Task inputs:
'''

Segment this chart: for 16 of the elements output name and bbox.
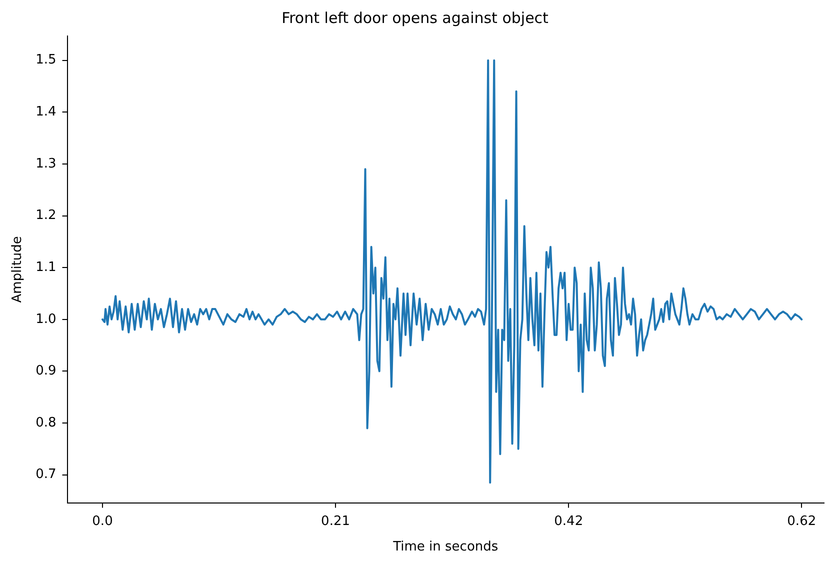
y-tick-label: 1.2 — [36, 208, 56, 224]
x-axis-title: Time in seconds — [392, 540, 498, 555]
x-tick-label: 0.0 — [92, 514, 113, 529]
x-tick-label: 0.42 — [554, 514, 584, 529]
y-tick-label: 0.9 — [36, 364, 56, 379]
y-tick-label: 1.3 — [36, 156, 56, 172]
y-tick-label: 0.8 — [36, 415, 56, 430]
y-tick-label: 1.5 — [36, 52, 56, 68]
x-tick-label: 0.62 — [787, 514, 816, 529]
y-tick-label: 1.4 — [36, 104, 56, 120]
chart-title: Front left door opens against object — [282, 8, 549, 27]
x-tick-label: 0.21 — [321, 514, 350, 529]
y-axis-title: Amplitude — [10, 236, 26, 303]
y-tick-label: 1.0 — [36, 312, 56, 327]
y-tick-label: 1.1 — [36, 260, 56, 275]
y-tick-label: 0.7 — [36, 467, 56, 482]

'''

To do: Copy out the listing above word for word, beginning at the line that contains "y-tick-label: 1.2 — [36, 208, 56, 224]" and stopping after the line that contains "y-tick-label: 1.3 — [36, 156, 56, 172]".

Written solution:
y-tick-label: 1.2 — [36, 208, 56, 224]
x-axis-title: Time in seconds — [392, 540, 498, 555]
x-tick-label: 0.0 — [92, 514, 113, 529]
x-tick-label: 0.42 — [554, 514, 584, 529]
y-tick-label: 0.9 — [36, 364, 56, 379]
y-tick-label: 1.3 — [36, 156, 56, 172]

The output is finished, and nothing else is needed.